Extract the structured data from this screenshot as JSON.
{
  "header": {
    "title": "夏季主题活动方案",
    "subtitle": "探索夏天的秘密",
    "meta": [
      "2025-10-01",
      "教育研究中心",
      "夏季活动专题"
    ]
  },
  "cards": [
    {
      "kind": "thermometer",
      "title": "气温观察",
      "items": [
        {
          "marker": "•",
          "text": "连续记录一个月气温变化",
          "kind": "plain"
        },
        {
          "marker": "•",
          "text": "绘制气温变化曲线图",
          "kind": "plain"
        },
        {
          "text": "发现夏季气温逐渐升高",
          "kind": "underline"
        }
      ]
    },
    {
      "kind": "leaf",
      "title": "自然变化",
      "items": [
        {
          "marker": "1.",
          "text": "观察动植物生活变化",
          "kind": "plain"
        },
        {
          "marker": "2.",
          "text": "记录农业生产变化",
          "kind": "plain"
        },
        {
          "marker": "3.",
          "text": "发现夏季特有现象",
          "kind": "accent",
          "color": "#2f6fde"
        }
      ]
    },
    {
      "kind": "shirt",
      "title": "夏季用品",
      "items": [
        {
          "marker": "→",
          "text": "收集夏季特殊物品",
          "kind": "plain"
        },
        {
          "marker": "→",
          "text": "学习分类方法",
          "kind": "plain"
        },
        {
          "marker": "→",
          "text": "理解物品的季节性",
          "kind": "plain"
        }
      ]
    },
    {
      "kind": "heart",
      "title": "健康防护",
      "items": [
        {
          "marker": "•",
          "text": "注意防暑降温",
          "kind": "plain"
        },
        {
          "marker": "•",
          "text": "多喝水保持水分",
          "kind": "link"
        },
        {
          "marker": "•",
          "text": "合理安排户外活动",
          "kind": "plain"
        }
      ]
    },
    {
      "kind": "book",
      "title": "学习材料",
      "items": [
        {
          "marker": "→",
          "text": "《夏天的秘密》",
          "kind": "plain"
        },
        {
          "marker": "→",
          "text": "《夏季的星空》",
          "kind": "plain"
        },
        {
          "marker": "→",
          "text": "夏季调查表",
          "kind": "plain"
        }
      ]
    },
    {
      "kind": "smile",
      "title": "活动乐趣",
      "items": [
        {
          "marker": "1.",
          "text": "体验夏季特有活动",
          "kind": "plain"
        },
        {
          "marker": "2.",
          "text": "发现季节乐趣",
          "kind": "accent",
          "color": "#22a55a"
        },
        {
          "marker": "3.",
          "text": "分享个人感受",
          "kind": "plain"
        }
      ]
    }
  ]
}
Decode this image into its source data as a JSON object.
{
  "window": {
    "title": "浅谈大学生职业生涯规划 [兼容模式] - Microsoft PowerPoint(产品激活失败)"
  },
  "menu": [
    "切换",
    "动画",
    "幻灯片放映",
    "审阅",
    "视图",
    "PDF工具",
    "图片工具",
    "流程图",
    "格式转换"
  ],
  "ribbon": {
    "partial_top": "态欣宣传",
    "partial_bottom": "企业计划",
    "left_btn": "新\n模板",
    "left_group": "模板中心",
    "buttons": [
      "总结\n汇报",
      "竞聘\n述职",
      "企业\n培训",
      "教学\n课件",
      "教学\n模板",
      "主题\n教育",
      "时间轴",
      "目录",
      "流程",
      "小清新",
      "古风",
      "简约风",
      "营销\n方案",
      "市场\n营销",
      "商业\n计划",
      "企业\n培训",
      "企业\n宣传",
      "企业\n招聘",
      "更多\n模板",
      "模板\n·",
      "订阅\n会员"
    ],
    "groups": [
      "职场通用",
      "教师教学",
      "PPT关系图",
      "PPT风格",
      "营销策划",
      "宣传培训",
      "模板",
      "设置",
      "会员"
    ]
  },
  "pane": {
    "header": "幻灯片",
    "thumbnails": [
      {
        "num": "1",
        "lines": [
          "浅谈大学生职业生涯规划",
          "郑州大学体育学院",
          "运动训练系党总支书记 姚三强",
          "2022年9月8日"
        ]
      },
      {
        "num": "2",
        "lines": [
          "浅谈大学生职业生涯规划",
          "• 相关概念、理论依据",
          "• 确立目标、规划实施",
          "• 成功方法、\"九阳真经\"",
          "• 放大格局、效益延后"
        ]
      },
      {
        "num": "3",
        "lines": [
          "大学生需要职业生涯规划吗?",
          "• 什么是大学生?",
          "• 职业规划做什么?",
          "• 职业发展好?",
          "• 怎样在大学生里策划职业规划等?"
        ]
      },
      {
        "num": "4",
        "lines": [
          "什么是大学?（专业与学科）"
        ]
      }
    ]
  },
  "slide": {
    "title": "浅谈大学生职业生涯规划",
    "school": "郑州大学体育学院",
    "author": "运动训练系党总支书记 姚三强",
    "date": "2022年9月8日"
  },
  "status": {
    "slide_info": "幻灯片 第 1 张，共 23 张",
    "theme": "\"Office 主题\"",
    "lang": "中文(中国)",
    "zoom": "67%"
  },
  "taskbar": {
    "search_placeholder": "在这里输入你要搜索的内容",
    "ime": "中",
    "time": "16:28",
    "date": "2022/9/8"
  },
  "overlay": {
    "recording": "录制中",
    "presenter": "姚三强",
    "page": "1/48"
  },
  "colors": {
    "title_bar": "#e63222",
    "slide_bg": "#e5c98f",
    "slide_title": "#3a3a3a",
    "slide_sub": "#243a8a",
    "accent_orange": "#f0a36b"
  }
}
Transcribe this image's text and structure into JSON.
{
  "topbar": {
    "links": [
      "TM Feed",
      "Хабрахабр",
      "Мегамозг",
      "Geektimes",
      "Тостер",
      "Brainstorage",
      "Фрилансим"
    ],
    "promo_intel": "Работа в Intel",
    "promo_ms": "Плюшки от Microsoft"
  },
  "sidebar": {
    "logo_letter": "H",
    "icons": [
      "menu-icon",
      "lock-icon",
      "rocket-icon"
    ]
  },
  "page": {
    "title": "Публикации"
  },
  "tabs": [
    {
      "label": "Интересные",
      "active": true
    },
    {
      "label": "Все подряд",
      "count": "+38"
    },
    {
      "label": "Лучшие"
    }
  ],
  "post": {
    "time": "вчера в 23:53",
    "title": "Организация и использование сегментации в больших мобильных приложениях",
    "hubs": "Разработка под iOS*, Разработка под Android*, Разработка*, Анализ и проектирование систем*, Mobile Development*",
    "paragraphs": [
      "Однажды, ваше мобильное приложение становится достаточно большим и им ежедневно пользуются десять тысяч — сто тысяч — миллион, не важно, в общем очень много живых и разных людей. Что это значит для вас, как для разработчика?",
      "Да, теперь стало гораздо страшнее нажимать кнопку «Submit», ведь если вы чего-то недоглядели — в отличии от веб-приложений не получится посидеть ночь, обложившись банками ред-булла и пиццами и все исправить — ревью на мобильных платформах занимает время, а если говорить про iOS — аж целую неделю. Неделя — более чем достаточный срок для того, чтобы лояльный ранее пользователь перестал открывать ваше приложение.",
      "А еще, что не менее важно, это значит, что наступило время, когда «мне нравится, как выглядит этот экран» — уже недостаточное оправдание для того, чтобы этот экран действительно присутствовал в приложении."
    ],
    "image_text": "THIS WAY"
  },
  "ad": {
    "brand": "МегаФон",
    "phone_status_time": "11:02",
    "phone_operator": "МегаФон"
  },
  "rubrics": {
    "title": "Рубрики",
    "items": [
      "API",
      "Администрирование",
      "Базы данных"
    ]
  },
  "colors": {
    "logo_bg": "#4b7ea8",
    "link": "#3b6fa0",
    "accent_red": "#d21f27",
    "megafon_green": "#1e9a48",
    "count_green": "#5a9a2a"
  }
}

What needs to be done:
Type out the material again exactly as presented.

Solution to this problem:
Extract the structured data from this screenshot as JSON.
{
  "header": {
    "title": "夏季主题活动方案",
    "subtitle": "探索夏天的秘密",
    "meta": [
      "2025-10-01",
      "教育研究中心",
      "夏季活动专题"
    ]
  },
  "cards": [
    {
      "kind": "thermometer",
      "title": "气温观察",
      "items": [
        {
          "marker": "•",
          "text": "连续记录一个月气温变化",
          "kind": "plain"
        },
        {
          "marker": "•",
          "text": "绘制气温变化曲线图",
          "kind": "plain"
        },
        {
          "text": "发现夏季气温逐渐升高",
          "kind": "underline"
        }
      ]
    },
    {
      "kind": "leaf",
      "title": "自然变化",
      "items": [
        {
          "marker": "1.",
          "text": "观察动植物生活变化",
          "kind": "plain"
        },
        {
          "marker": "2.",
          "text": "记录农业生产变化",
          "kind": "plain"
        },
        {
          "marker": "3.",
          "text": "发现夏季特有现象",
          "kind": "accent",
          "color": "#2f6fde"
        }
      ]
    },
    {
      "kind": "shirt",
      "title": "夏季用品",
      "items": [
        {
          "marker": "→",
          "text": "收集夏季特殊物品",
          "kind": "plain"
        },
        {
          "marker": "→",
          "text": "学习分类方法",
          "kind": "plain"
        },
        {
          "marker": "→",
          "text": "理解物品的季节性",
          "kind": "plain"
        }
      ]
    },
    {
      "kind": "heart",
      "title": "健康防护",
      "items": [
        {
          "marker": "•",
          "text": "注意防暑降温",
          "kind": "plain"
        },
        {
          "marker": "•",
          "text": "多喝水保持水分",
          "kind": "link"
        },
        {
          "marker": "•",
          "text": "合理安排户外活动",
          "kind": "plain"
        }
      ]
    },
    {
      "kind": "book",
      "title": "学习材料",
      "items": [
        {
          "marker": "→",
          "text": "《夏天的秘密》",
          "kind": "plain"
        },
        {
          "marker": "→",
          "text": "《夏季的星空》",
          "kind": "plain"
        },
        {
          "marker": "→",
          "text": "夏季调查表",
          "kind": "plain"
        }
      ]
    },
    {
      "kind": "smile",
      "title": "活动乐趣",
      "items": [
        {
          "marker": "1.",
          "text": "体验夏季特有活动",
          "kind": "plain"
        },
        {
          "marker": "2.",
          "text": "发现季节乐趣",
          "kind": "accent",
          "color": "#22a55a"
        },
        {
          "marker": "3.",
          "text": "分享个人感受",
          "kind": "plain"
        }
      ]
    }
  ]
}
Decode this image into its source data as a JSON object.
{
  "window": {
    "title": "浅谈大学生职业生涯规划 [兼容模式] - Microsoft PowerPoint(产品激活失败)"
  },
  "menu": [
    "切换",
    "动画",
    "幻灯片放映",
    "审阅",
    "视图",
    "PDF工具",
    "图片工具",
    "流程图",
    "格式转换"
  ],
  "ribbon": {
    "partial_top": "态欣宣传",
    "partial_bottom": "企业计划",
    "left_btn": "新\n模板",
    "left_group": "模板中心",
    "buttons": [
      "总结\n汇报",
      "竞聘\n述职",
      "企业\n培训",
      "教学\n课件",
      "教学\n模板",
      "主题\n教育",
      "时间轴",
      "目录",
      "流程",
      "小清新",
      "古风",
      "简约风",
      "营销\n方案",
      "市场\n营销",
      "商业\n计划",
      "企业\n培训",
      "企业\n宣传",
      "企业\n招聘",
      "更多\n模板",
      "模板\n·",
      "订阅\n会员"
    ],
    "groups": [
      "职场通用",
      "教师教学",
      "PPT关系图",
      "PPT风格",
      "营销策划",
      "宣传培训",
      "模板",
      "设置",
      "会员"
    ]
  },
  "pane": {
    "header": "幻灯片",
    "thumbnails": [
      {
        "num": "1",
        "lines": [
          "浅谈大学生职业生涯规划",
          "郑州大学体育学院",
          "运动训练系党总支书记 姚三强",
          "2022年9月8日"
        ]
      },
      {
        "num": "2",
        "lines": [
          "浅谈大学生职业生涯规划",
          "• 相关概念、理论依据",
          "• 确立目标、规划实施",
          "• 成功方法、\"九阳真经\"",
          "• 放大格局、效益延后"
        ]
      },
      {
        "num": "3",
        "lines": [
          "大学生需要职业生涯规划吗?",
          "• 什么是大学生?",
          "• 职业规划做什么?",
          "• 职业发展好?",
          "• 怎样在大学生里策划职业规划等?"
        ]
      },
      {
        "num": "4",
        "lines": [
          "什么是大学?（专业与学科）"
        ]
      }
    ]
  },
  "slide": {
    "title": "浅谈大学生职业生涯规划",
    "school": "郑州大学体育学院",
    "author": "运动训练系党总支书记 姚三强",
    "date": "2022年9月8日"
  },
  "status": {
    "slide_info": "幻灯片 第 1 张，共 23 张",
    "theme": "\"Office 主题\"",
    "lang": "中文(中国)",
    "zoom": "67%"
  },
  "taskbar": {
    "search_placeholder": "在这里输入你要搜索的内容",
    "ime": "中",
    "time": "16:28",
    "date": "2022/9/8"
  },
  "overlay": {
    "recording": "录制中",
    "presenter": "姚三强",
    "page": "1/48"
  },
  "colors": {
    "title_bar": "#e63222",
    "slide_bg": "#e5c98f",
    "slide_title": "#3a3a3a",
    "slide_sub": "#243a8a",
    "accent_orange": "#f0a36b"
  }
}
Transcribe this image's text and structure into JSON.
{
  "topbar": {
    "links": [
      "TM Feed",
      "Хабрахабр",
      "Мегамозг",
      "Geektimes",
      "Тостер",
      "Brainstorage",
      "Фрилансим"
    ],
    "promo_intel": "Работа в Intel",
    "promo_ms": "Плюшки от Microsoft"
  },
  "sidebar": {
    "logo_letter": "H",
    "icons": [
      "menu-icon",
      "lock-icon",
      "rocket-icon"
    ]
  },
  "page": {
    "title": "Публикации"
  },
  "tabs": [
    {
      "label": "Интересные",
      "active": true
    },
    {
      "label": "Все подряд",
      "count": "+38"
    },
    {
      "label": "Лучшие"
    }
  ],
  "post": {
    "time": "вчера в 23:53",
    "title": "Организация и использование сегментации в больших мобильных приложениях",
    "hubs": "Разработка под iOS*, Разработка под Android*, Разработка*, Анализ и проектирование систем*, Mobile Development*",
    "paragraphs": [
      "Однажды, ваше мобильное приложение становится достаточно большим и им ежедневно пользуются десять тысяч — сто тысяч — миллион, не важно, в общем очень много живых и разных людей. Что это значит для вас, как для разработчика?",
      "Да, теперь стало гораздо страшнее нажимать кнопку «Submit», ведь если вы чего-то недоглядели — в отличии от веб-приложений не получится посидеть ночь, обложившись банками ред-булла и пиццами и все исправить — ревью на мобильных платформах занимает время, а если говорить про iOS — аж целую неделю. Неделя — более чем достаточный срок для того, чтобы лояльный ранее пользователь перестал открывать ваше приложение.",
      "А еще, что не менее важно, это значит, что наступило время, когда «мне нравится, как выглядит этот экран» — уже недостаточное оправдание для того, чтобы этот экран действительно присутствовал в приложении."
    ],
    "image_text": "THIS WAY"
  },
  "ad": {
    "brand": "МегаФон",
    "phone_status_time": "11:02",
    "phone_operator": "МегаФон"
  },
  "rubrics": {
    "title": "Рубрики",
    "items": [
      "API",
      "Администрирование",
      "Базы данных"
    ]
  },
  "colors": {
    "logo_bg": "#4b7ea8",
    "link": "#3b6fa0",
    "accent_red": "#d21f27",
    "megafon_green": "#1e9a48",
    "count_green": "#5a9a2a"
  }
}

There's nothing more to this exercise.